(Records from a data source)
* start *

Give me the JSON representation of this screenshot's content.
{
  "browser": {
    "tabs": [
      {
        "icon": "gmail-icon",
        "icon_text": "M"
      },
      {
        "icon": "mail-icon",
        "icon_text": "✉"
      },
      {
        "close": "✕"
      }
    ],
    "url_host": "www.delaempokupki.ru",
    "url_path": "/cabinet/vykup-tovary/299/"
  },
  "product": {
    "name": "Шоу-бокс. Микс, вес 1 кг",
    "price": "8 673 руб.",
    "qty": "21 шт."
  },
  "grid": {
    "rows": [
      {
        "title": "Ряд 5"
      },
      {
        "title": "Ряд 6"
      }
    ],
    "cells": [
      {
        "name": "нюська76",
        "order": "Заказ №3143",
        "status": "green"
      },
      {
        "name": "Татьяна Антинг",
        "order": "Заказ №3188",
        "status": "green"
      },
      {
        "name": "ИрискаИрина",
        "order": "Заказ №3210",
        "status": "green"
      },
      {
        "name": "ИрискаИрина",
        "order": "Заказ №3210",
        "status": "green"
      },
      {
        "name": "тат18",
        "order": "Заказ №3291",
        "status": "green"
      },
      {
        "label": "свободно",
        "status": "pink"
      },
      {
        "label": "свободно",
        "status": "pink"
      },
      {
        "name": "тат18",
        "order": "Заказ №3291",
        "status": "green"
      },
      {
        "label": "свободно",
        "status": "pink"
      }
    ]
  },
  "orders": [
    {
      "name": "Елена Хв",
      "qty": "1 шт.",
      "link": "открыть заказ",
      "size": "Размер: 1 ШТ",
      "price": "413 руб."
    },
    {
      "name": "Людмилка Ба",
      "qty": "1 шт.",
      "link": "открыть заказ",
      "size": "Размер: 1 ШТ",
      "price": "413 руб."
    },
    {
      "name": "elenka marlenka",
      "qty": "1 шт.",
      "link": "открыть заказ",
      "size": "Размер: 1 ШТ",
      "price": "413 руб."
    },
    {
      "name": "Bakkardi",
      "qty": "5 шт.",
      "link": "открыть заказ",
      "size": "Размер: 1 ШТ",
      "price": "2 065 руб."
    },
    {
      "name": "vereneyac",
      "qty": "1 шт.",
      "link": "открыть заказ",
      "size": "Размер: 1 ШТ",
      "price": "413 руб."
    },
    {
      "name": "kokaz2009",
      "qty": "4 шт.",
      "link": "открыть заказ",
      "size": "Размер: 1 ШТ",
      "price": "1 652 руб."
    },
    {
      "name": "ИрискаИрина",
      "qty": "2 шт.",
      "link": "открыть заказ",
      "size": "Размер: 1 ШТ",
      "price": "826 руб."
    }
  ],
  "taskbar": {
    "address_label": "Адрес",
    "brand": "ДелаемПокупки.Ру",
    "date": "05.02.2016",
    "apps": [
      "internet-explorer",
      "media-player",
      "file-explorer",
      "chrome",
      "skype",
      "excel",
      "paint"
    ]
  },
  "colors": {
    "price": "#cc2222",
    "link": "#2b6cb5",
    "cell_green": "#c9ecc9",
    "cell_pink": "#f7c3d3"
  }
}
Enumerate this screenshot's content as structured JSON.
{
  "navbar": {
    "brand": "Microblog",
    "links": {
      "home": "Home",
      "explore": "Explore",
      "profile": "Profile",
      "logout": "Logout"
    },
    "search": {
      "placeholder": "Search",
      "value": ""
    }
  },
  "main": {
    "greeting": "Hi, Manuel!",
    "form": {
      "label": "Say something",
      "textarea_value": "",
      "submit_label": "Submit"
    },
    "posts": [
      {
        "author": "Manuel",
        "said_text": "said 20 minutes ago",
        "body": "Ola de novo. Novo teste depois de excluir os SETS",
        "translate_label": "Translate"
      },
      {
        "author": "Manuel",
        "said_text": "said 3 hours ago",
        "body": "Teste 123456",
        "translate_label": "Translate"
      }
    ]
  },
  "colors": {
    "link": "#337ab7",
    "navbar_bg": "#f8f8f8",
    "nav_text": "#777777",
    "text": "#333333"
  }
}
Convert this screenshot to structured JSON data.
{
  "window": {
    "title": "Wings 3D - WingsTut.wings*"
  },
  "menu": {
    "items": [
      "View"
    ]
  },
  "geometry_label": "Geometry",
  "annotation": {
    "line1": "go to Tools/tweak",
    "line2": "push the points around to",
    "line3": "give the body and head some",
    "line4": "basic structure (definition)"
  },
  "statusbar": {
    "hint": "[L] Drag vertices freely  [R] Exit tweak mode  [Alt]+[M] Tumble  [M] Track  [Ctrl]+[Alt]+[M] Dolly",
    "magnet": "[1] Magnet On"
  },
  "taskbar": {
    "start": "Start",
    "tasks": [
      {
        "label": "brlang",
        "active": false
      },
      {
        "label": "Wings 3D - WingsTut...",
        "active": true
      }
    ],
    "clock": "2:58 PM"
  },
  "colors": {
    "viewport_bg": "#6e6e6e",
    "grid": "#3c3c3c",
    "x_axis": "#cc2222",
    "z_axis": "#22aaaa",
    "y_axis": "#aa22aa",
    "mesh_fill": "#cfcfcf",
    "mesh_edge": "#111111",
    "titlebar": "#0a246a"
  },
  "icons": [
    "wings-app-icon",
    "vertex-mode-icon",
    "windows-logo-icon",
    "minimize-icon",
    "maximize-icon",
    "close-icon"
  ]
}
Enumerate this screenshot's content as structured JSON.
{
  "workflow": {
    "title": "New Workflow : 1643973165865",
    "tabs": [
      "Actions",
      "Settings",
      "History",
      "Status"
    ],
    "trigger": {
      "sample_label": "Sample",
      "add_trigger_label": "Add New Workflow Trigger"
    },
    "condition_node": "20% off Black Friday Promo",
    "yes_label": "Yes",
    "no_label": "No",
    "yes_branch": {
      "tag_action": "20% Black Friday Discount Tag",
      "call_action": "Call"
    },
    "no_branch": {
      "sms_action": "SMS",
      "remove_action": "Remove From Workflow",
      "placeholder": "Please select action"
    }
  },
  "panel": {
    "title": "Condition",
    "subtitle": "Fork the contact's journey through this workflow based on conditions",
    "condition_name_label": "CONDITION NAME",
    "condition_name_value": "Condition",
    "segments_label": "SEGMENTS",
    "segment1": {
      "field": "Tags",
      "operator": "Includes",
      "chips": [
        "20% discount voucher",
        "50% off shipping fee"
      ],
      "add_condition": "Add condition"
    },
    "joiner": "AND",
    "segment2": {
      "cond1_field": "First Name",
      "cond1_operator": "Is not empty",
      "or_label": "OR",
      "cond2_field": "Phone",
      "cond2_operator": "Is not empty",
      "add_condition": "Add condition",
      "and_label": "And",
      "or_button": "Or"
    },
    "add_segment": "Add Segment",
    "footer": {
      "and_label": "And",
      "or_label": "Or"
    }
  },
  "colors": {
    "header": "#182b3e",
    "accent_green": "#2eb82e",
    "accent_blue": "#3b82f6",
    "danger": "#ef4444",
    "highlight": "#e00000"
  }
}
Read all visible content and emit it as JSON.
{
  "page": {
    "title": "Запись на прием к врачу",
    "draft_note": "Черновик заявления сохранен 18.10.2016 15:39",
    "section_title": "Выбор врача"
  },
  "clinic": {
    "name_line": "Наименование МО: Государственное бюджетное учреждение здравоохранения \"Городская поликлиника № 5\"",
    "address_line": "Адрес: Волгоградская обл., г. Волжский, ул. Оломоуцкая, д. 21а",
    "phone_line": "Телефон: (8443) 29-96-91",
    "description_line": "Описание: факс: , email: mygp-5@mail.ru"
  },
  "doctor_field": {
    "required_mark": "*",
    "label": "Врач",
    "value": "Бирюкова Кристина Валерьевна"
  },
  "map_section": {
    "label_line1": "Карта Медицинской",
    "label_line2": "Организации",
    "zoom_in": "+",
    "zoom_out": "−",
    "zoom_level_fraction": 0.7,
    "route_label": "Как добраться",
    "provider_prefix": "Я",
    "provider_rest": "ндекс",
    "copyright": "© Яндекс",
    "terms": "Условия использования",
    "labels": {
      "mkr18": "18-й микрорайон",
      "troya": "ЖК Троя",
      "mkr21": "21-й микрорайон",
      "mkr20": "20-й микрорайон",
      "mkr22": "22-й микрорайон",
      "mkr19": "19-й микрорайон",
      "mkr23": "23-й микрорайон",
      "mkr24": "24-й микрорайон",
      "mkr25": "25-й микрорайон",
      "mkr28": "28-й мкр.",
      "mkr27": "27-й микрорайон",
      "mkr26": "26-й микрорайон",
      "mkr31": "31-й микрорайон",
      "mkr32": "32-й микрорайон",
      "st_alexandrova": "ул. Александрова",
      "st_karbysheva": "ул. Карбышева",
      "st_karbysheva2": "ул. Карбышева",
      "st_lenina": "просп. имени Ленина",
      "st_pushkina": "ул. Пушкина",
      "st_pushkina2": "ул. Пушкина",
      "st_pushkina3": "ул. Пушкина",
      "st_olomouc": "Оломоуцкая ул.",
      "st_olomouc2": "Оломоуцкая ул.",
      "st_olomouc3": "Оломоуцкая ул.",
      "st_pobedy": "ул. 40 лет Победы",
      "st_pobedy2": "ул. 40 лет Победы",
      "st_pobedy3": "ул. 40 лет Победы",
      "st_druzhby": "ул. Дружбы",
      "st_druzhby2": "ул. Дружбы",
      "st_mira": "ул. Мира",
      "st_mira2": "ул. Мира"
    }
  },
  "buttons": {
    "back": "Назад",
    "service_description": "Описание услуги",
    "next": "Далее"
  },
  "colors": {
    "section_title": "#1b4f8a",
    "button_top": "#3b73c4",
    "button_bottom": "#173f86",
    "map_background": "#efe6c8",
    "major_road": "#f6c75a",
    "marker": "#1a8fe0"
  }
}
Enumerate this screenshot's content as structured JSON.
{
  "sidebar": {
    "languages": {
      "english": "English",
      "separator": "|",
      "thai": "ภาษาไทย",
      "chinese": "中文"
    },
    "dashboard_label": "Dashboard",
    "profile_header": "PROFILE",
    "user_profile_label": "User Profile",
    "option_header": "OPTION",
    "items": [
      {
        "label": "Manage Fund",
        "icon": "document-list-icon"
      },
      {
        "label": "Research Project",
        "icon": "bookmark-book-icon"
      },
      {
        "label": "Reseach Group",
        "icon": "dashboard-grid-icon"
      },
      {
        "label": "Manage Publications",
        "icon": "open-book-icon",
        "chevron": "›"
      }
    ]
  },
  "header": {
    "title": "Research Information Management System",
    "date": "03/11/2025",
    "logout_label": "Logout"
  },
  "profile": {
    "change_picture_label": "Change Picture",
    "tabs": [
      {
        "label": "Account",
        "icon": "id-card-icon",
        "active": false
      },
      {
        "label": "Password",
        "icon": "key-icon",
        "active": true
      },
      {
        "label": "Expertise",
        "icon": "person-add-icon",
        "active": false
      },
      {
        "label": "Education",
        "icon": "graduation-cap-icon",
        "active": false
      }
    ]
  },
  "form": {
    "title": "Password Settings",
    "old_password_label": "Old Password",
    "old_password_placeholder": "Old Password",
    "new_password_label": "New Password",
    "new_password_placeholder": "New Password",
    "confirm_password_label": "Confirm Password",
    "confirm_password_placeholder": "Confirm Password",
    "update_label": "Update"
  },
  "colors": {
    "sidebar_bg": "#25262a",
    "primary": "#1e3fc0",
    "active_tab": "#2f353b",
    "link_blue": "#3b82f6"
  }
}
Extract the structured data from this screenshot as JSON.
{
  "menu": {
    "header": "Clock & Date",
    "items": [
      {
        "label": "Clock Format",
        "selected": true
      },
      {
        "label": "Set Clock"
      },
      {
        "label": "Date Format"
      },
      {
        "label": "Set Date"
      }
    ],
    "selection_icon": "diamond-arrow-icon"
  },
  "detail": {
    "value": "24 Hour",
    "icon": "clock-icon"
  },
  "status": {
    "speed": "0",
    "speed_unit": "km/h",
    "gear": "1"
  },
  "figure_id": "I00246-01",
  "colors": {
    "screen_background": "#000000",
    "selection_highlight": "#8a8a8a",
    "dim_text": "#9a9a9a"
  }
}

* end *

▶ [GIVEN TASK]: The line containing "Extract the structured" marks the start; retype it and each line after it through the end of the records above, exactly.

▶ [THE COMPLETED TASK]:
Extract the structured data from this screenshot as JSON.
{
  "menu": {
    "header": "Clock & Date",
    "items": [
      {
        "label": "Clock Format",
        "selected": true
      },
      {
        "label": "Set Clock"
      },
      {
        "label": "Date Format"
      },
      {
        "label": "Set Date"
      }
    ],
    "selection_icon": "diamond-arrow-icon"
  },
  "detail": {
    "value": "24 Hour",
    "icon": "clock-icon"
  },
  "status": {
    "speed": "0",
    "speed_unit": "km/h",
    "gear": "1"
  },
  "figure_id": "I00246-01",
  "colors": {
    "screen_background": "#000000",
    "selection_highlight": "#8a8a8a",
    "dim_text": "#9a9a9a"
  }
}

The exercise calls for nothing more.